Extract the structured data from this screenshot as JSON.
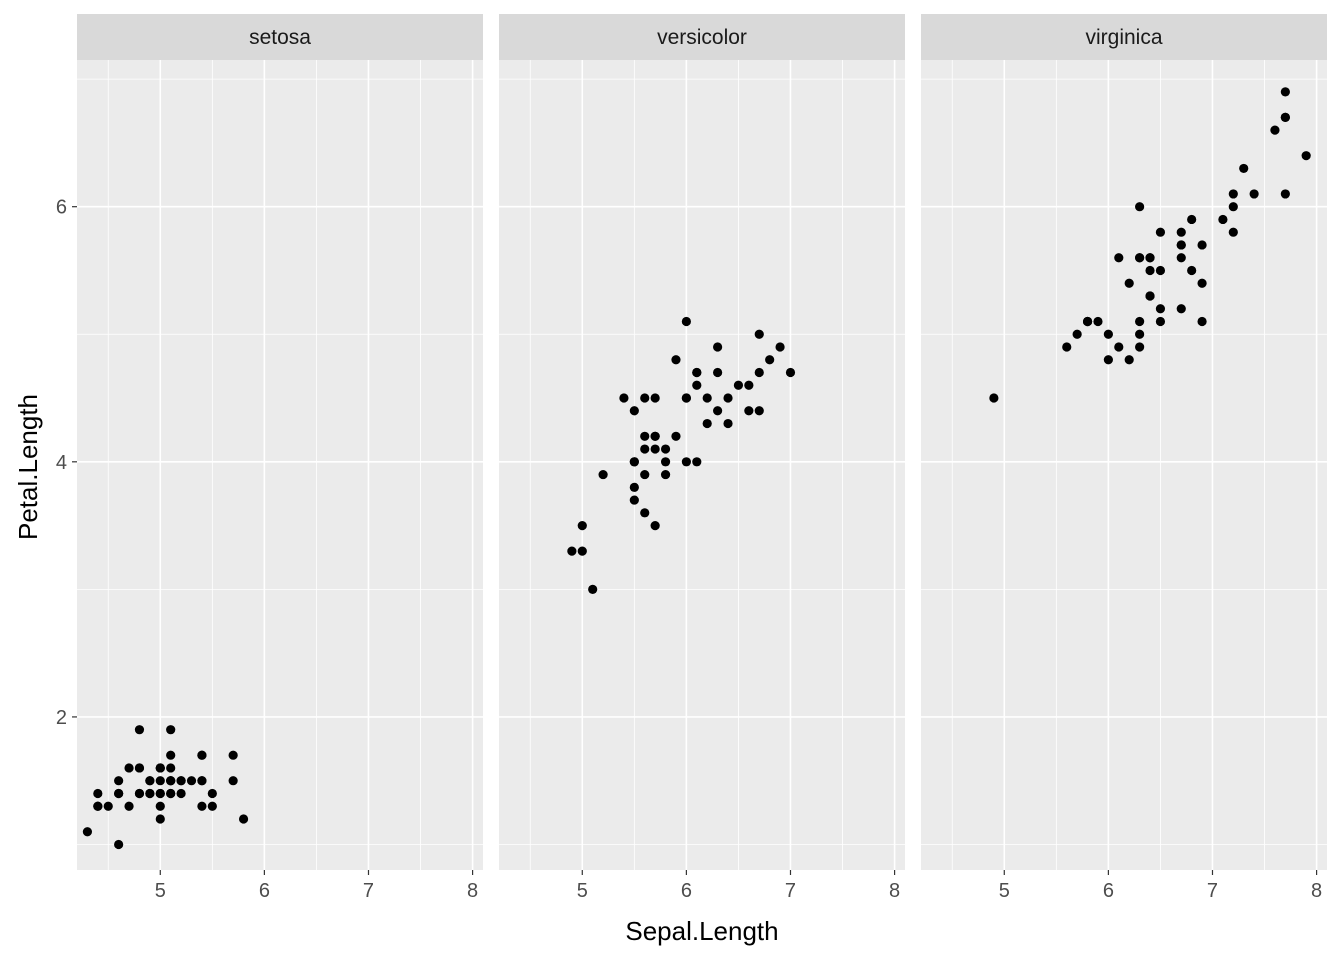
{
  "chart_data": {
    "type": "scatter",
    "facet_by": "Species",
    "xlabel": "Sepal.Length",
    "ylabel": "Petal.Length",
    "xlim": [
      4.2,
      8.1
    ],
    "ylim": [
      0.8,
      7.15
    ],
    "x_ticks": [
      5,
      6,
      7,
      8
    ],
    "y_ticks": [
      2,
      4,
      6
    ],
    "grid": true,
    "colors": {
      "panel_bg": "#ebebeb",
      "strip_bg": "#d9d9d9",
      "grid": "#ffffff",
      "point": "#000000"
    },
    "panels": [
      {
        "label": "setosa",
        "points": [
          [
            5.1,
            1.4
          ],
          [
            4.9,
            1.4
          ],
          [
            4.7,
            1.3
          ],
          [
            4.6,
            1.5
          ],
          [
            5.0,
            1.4
          ],
          [
            5.4,
            1.7
          ],
          [
            4.6,
            1.4
          ],
          [
            5.0,
            1.5
          ],
          [
            4.4,
            1.4
          ],
          [
            4.9,
            1.5
          ],
          [
            5.4,
            1.5
          ],
          [
            4.8,
            1.6
          ],
          [
            4.8,
            1.4
          ],
          [
            4.3,
            1.1
          ],
          [
            5.8,
            1.2
          ],
          [
            5.7,
            1.5
          ],
          [
            5.4,
            1.3
          ],
          [
            5.1,
            1.4
          ],
          [
            5.7,
            1.7
          ],
          [
            5.1,
            1.5
          ],
          [
            5.4,
            1.7
          ],
          [
            5.1,
            1.5
          ],
          [
            4.6,
            1.0
          ],
          [
            5.1,
            1.7
          ],
          [
            4.8,
            1.9
          ],
          [
            5.0,
            1.6
          ],
          [
            5.0,
            1.6
          ],
          [
            5.2,
            1.5
          ],
          [
            5.2,
            1.4
          ],
          [
            4.7,
            1.6
          ],
          [
            4.8,
            1.6
          ],
          [
            5.4,
            1.5
          ],
          [
            5.2,
            1.5
          ],
          [
            5.5,
            1.4
          ],
          [
            4.9,
            1.5
          ],
          [
            5.0,
            1.2
          ],
          [
            5.5,
            1.3
          ],
          [
            4.9,
            1.4
          ],
          [
            4.4,
            1.3
          ],
          [
            5.1,
            1.5
          ],
          [
            5.0,
            1.3
          ],
          [
            4.5,
            1.3
          ],
          [
            4.4,
            1.3
          ],
          [
            5.0,
            1.6
          ],
          [
            5.1,
            1.9
          ],
          [
            4.8,
            1.4
          ],
          [
            5.1,
            1.6
          ],
          [
            4.6,
            1.4
          ],
          [
            5.3,
            1.5
          ],
          [
            5.0,
            1.4
          ]
        ]
      },
      {
        "label": "versicolor",
        "points": [
          [
            7.0,
            4.7
          ],
          [
            6.4,
            4.5
          ],
          [
            6.9,
            4.9
          ],
          [
            5.5,
            4.0
          ],
          [
            6.5,
            4.6
          ],
          [
            5.7,
            4.5
          ],
          [
            6.3,
            4.7
          ],
          [
            4.9,
            3.3
          ],
          [
            6.6,
            4.6
          ],
          [
            5.2,
            3.9
          ],
          [
            5.0,
            3.5
          ],
          [
            5.9,
            4.2
          ],
          [
            6.0,
            4.0
          ],
          [
            6.1,
            4.7
          ],
          [
            5.6,
            3.6
          ],
          [
            6.7,
            4.4
          ],
          [
            5.6,
            4.5
          ],
          [
            5.8,
            4.1
          ],
          [
            6.2,
            4.5
          ],
          [
            5.6,
            3.9
          ],
          [
            5.9,
            4.8
          ],
          [
            6.1,
            4.0
          ],
          [
            6.3,
            4.9
          ],
          [
            6.1,
            4.7
          ],
          [
            6.4,
            4.3
          ],
          [
            6.6,
            4.4
          ],
          [
            6.8,
            4.8
          ],
          [
            6.7,
            5.0
          ],
          [
            6.0,
            4.5
          ],
          [
            5.7,
            3.5
          ],
          [
            5.5,
            3.8
          ],
          [
            5.5,
            3.7
          ],
          [
            5.8,
            3.9
          ],
          [
            6.0,
            5.1
          ],
          [
            5.4,
            4.5
          ],
          [
            6.0,
            4.5
          ],
          [
            6.7,
            4.7
          ],
          [
            6.3,
            4.4
          ],
          [
            5.6,
            4.1
          ],
          [
            5.5,
            4.0
          ],
          [
            5.5,
            4.4
          ],
          [
            6.1,
            4.6
          ],
          [
            5.8,
            4.0
          ],
          [
            5.0,
            3.3
          ],
          [
            5.6,
            4.2
          ],
          [
            5.7,
            4.2
          ],
          [
            5.7,
            4.2
          ],
          [
            6.2,
            4.3
          ],
          [
            5.1,
            3.0
          ],
          [
            5.7,
            4.1
          ]
        ]
      },
      {
        "label": "virginica",
        "points": [
          [
            6.3,
            6.0
          ],
          [
            5.8,
            5.1
          ],
          [
            7.1,
            5.9
          ],
          [
            6.3,
            5.6
          ],
          [
            6.5,
            5.8
          ],
          [
            7.6,
            6.6
          ],
          [
            4.9,
            4.5
          ],
          [
            7.3,
            6.3
          ],
          [
            6.7,
            5.8
          ],
          [
            7.2,
            6.1
          ],
          [
            6.5,
            5.1
          ],
          [
            6.4,
            5.3
          ],
          [
            6.8,
            5.5
          ],
          [
            5.7,
            5.0
          ],
          [
            5.8,
            5.1
          ],
          [
            6.4,
            5.3
          ],
          [
            6.5,
            5.5
          ],
          [
            7.7,
            6.7
          ],
          [
            7.7,
            6.9
          ],
          [
            6.0,
            5.0
          ],
          [
            6.9,
            5.7
          ],
          [
            5.6,
            4.9
          ],
          [
            7.7,
            6.7
          ],
          [
            6.3,
            4.9
          ],
          [
            6.7,
            5.7
          ],
          [
            7.2,
            6.0
          ],
          [
            6.2,
            4.8
          ],
          [
            6.1,
            4.9
          ],
          [
            6.4,
            5.6
          ],
          [
            7.2,
            5.8
          ],
          [
            7.4,
            6.1
          ],
          [
            7.9,
            6.4
          ],
          [
            6.4,
            5.6
          ],
          [
            6.3,
            5.1
          ],
          [
            6.1,
            5.6
          ],
          [
            7.7,
            6.1
          ],
          [
            6.3,
            5.6
          ],
          [
            6.4,
            5.5
          ],
          [
            6.0,
            4.8
          ],
          [
            6.9,
            5.4
          ],
          [
            6.7,
            5.6
          ],
          [
            6.9,
            5.1
          ],
          [
            5.8,
            5.1
          ],
          [
            6.8,
            5.9
          ],
          [
            6.7,
            5.7
          ],
          [
            6.7,
            5.2
          ],
          [
            6.3,
            5.0
          ],
          [
            6.5,
            5.2
          ],
          [
            6.2,
            5.4
          ],
          [
            5.9,
            5.1
          ]
        ]
      }
    ]
  }
}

**SHORT PROBLEM**
Skip the images and write out the rest of the listing exactly.

**PROBLEM SOLUTION**
Extract the structured data from this screenshot as JSON.
{
  "chart_data": {
    "type": "scatter",
    "facet_by": "Species",
    "xlabel": "Sepal.Length",
    "ylabel": "Petal.Length",
    "xlim": [
      4.2,
      8.1
    ],
    "ylim": [
      0.8,
      7.15
    ],
    "x_ticks": [
      5,
      6,
      7,
      8
    ],
    "y_ticks": [
      2,
      4,
      6
    ],
    "grid": true,
    "colors": {
      "panel_bg": "#ebebeb",
      "strip_bg": "#d9d9d9",
      "grid": "#ffffff",
      "point": "#000000"
    },
    "panels": [
      {
        "label": "setosa",
        "points": [
          [
            5.1,
            1.4
          ],
          [
            4.9,
            1.4
          ],
          [
            4.7,
            1.3
          ],
          [
            4.6,
            1.5
          ],
          [
            5.0,
            1.4
          ],
          [
            5.4,
            1.7
          ],
          [
            4.6,
            1.4
          ],
          [
            5.0,
            1.5
          ],
          [
            4.4,
            1.4
          ],
          [
            4.9,
            1.5
          ],
          [
            5.4,
            1.5
          ],
          [
            4.8,
            1.6
          ],
          [
            4.8,
            1.4
          ],
          [
            4.3,
            1.1
          ],
          [
            5.8,
            1.2
          ],
          [
            5.7,
            1.5
          ],
          [
            5.4,
            1.3
          ],
          [
            5.1,
            1.4
          ],
          [
            5.7,
            1.7
          ],
          [
            5.1,
            1.5
          ],
          [
            5.4,
            1.7
          ],
          [
            5.1,
            1.5
          ],
          [
            4.6,
            1.0
          ],
          [
            5.1,
            1.7
          ],
          [
            4.8,
            1.9
          ],
          [
            5.0,
            1.6
          ],
          [
            5.0,
            1.6
          ],
          [
            5.2,
            1.5
          ],
          [
            5.2,
            1.4
          ],
          [
            4.7,
            1.6
          ],
          [
            4.8,
            1.6
          ],
          [
            5.4,
            1.5
          ],
          [
            5.2,
            1.5
          ],
          [
            5.5,
            1.4
          ],
          [
            4.9,
            1.5
          ],
          [
            5.0,
            1.2
          ],
          [
            5.5,
            1.3
          ],
          [
            4.9,
            1.4
          ],
          [
            4.4,
            1.3
          ],
          [
            5.1,
            1.5
          ],
          [
            5.0,
            1.3
          ],
          [
            4.5,
            1.3
          ],
          [
            4.4,
            1.3
          ],
          [
            5.0,
            1.6
          ],
          [
            5.1,
            1.9
          ],
          [
            4.8,
            1.4
          ],
          [
            5.1,
            1.6
          ],
          [
            4.6,
            1.4
          ],
          [
            5.3,
            1.5
          ],
          [
            5.0,
            1.4
          ]
        ]
      },
      {
        "label": "versicolor",
        "points": [
          [
            7.0,
            4.7
          ],
          [
            6.4,
            4.5
          ],
          [
            6.9,
            4.9
          ],
          [
            5.5,
            4.0
          ],
          [
            6.5,
            4.6
          ],
          [
            5.7,
            4.5
          ],
          [
            6.3,
            4.7
          ],
          [
            4.9,
            3.3
          ],
          [
            6.6,
            4.6
          ],
          [
            5.2,
            3.9
          ],
          [
            5.0,
            3.5
          ],
          [
            5.9,
            4.2
          ],
          [
            6.0,
            4.0
          ],
          [
            6.1,
            4.7
          ],
          [
            5.6,
            3.6
          ],
          [
            6.7,
            4.4
          ],
          [
            5.6,
            4.5
          ],
          [
            5.8,
            4.1
          ],
          [
            6.2,
            4.5
          ],
          [
            5.6,
            3.9
          ],
          [
            5.9,
            4.8
          ],
          [
            6.1,
            4.0
          ],
          [
            6.3,
            4.9
          ],
          [
            6.1,
            4.7
          ],
          [
            6.4,
            4.3
          ],
          [
            6.6,
            4.4
          ],
          [
            6.8,
            4.8
          ],
          [
            6.7,
            5.0
          ],
          [
            6.0,
            4.5
          ],
          [
            5.7,
            3.5
          ],
          [
            5.5,
            3.8
          ],
          [
            5.5,
            3.7
          ],
          [
            5.8,
            3.9
          ],
          [
            6.0,
            5.1
          ],
          [
            5.4,
            4.5
          ],
          [
            6.0,
            4.5
          ],
          [
            6.7,
            4.7
          ],
          [
            6.3,
            4.4
          ],
          [
            5.6,
            4.1
          ],
          [
            5.5,
            4.0
          ],
          [
            5.5,
            4.4
          ],
          [
            6.1,
            4.6
          ],
          [
            5.8,
            4.0
          ],
          [
            5.0,
            3.3
          ],
          [
            5.6,
            4.2
          ],
          [
            5.7,
            4.2
          ],
          [
            5.7,
            4.2
          ],
          [
            6.2,
            4.3
          ],
          [
            5.1,
            3.0
          ],
          [
            5.7,
            4.1
          ]
        ]
      },
      {
        "label": "virginica",
        "points": [
          [
            6.3,
            6.0
          ],
          [
            5.8,
            5.1
          ],
          [
            7.1,
            5.9
          ],
          [
            6.3,
            5.6
          ],
          [
            6.5,
            5.8
          ],
          [
            7.6,
            6.6
          ],
          [
            4.9,
            4.5
          ],
          [
            7.3,
            6.3
          ],
          [
            6.7,
            5.8
          ],
          [
            7.2,
            6.1
          ],
          [
            6.5,
            5.1
          ],
          [
            6.4,
            5.3
          ],
          [
            6.8,
            5.5
          ],
          [
            5.7,
            5.0
          ],
          [
            5.8,
            5.1
          ],
          [
            6.4,
            5.3
          ],
          [
            6.5,
            5.5
          ],
          [
            7.7,
            6.7
          ],
          [
            7.7,
            6.9
          ],
          [
            6.0,
            5.0
          ],
          [
            6.9,
            5.7
          ],
          [
            5.6,
            4.9
          ],
          [
            7.7,
            6.7
          ],
          [
            6.3,
            4.9
          ],
          [
            6.7,
            5.7
          ],
          [
            7.2,
            6.0
          ],
          [
            6.2,
            4.8
          ],
          [
            6.1,
            4.9
          ],
          [
            6.4,
            5.6
          ],
          [
            7.2,
            5.8
          ],
          [
            7.4,
            6.1
          ],
          [
            7.9,
            6.4
          ],
          [
            6.4,
            5.6
          ],
          [
            6.3,
            5.1
          ],
          [
            6.1,
            5.6
          ],
          [
            7.7,
            6.1
          ],
          [
            6.3,
            5.6
          ],
          [
            6.4,
            5.5
          ],
          [
            6.0,
            4.8
          ],
          [
            6.9,
            5.4
          ],
          [
            6.7,
            5.6
          ],
          [
            6.9,
            5.1
          ],
          [
            5.8,
            5.1
          ],
          [
            6.8,
            5.9
          ],
          [
            6.7,
            5.7
          ],
          [
            6.7,
            5.2
          ],
          [
            6.3,
            5.0
          ],
          [
            6.5,
            5.2
          ],
          [
            6.2,
            5.4
          ],
          [
            5.9,
            5.1
          ]
        ]
      }
    ]
  }
}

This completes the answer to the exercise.